> [SHORT TASK] Transcribe the entries exactly; images are not part of the copy.

··· ENTRIES PROVIDED ···

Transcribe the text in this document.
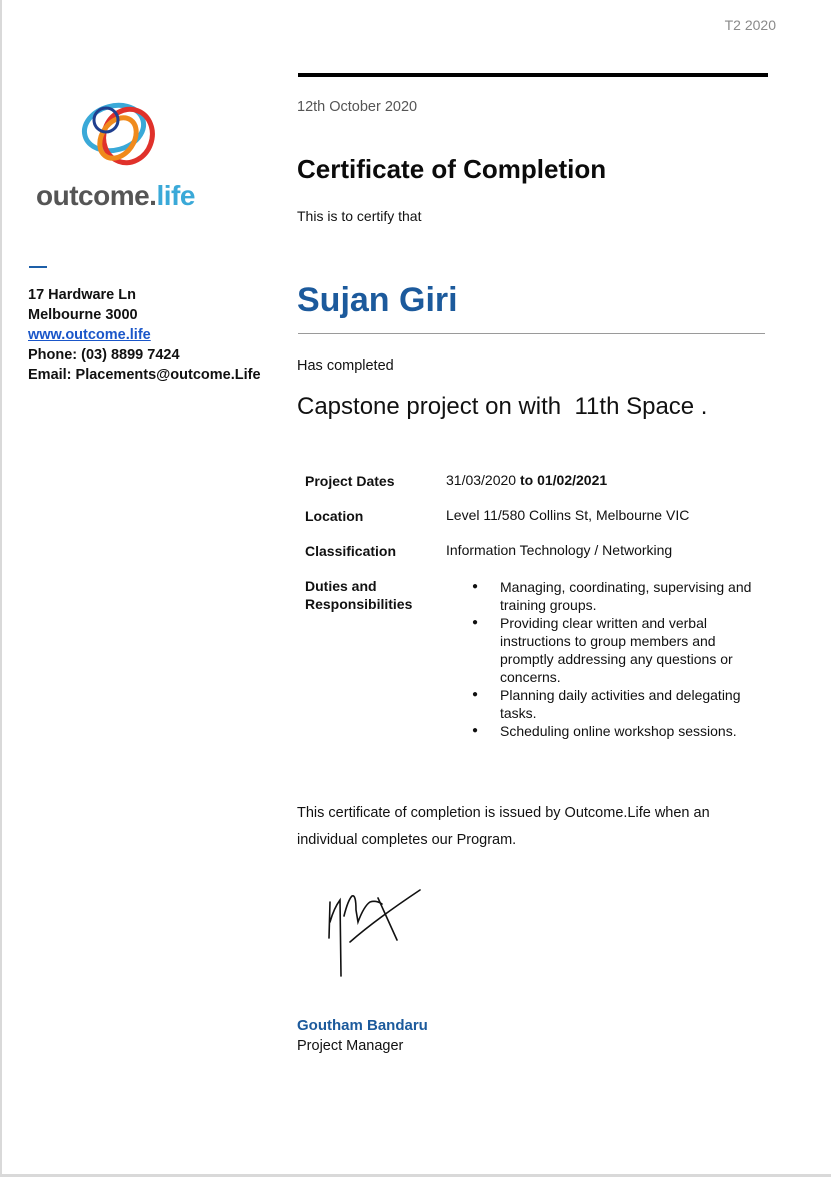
T2 2020
outcome.life
17 Hardware Ln
Melbourne 3000
www.outcome.life
Phone: (03) 8899 7424
Email: Placements@outcome.Life
12th October 2020
Certificate of Completion
This is to certify that
Sujan Giri
Has completed
Capstone project on with  11th Space .
Project Dates	31/03/2020 to 01/02/2021
Location	Level 11/580 Collins St, Melbourne VIC
Classification	Information Technology / Networking
Duties and
Responsibilities
● Managing, coordinating, supervising and training groups.
● Providing clear written and verbal instructions to group members and promptly addressing any questions or concerns.
● Planning daily activities and delegating tasks.
● Scheduling online workshop sessions.
This certificate of completion is issued by Outcome.Life when an individual completes our Program.
Goutham Bandaru
Project Manager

···

> [EXERCISE SOLUTION]
Transcribe the text in this document.
T2 2020
outcome.life
17 Hardware Ln
Melbourne 3000
www.outcome.life
Phone: (03) 8899 7424
Email: Placements@outcome.Life
12th October 2020
Certificate of Completion
This is to certify that
Sujan Giri
Has completed
Capstone project on with  11th Space .
Project Dates	31/03/2020 to 01/02/2021
Location	Level 11/580 Collins St, Melbourne VIC
Classification	Information Technology / Networking
Duties and
Responsibilities
● Managing, coordinating, supervising and training groups.
● Providing clear written and verbal instructions to group members and promptly addressing any questions or concerns.
● Planning daily activities and delegating tasks.
● Scheduling online workshop sessions.
This certificate of completion is issued by Outcome.Life when an individual completes our Program.
Goutham Bandaru
Project Manager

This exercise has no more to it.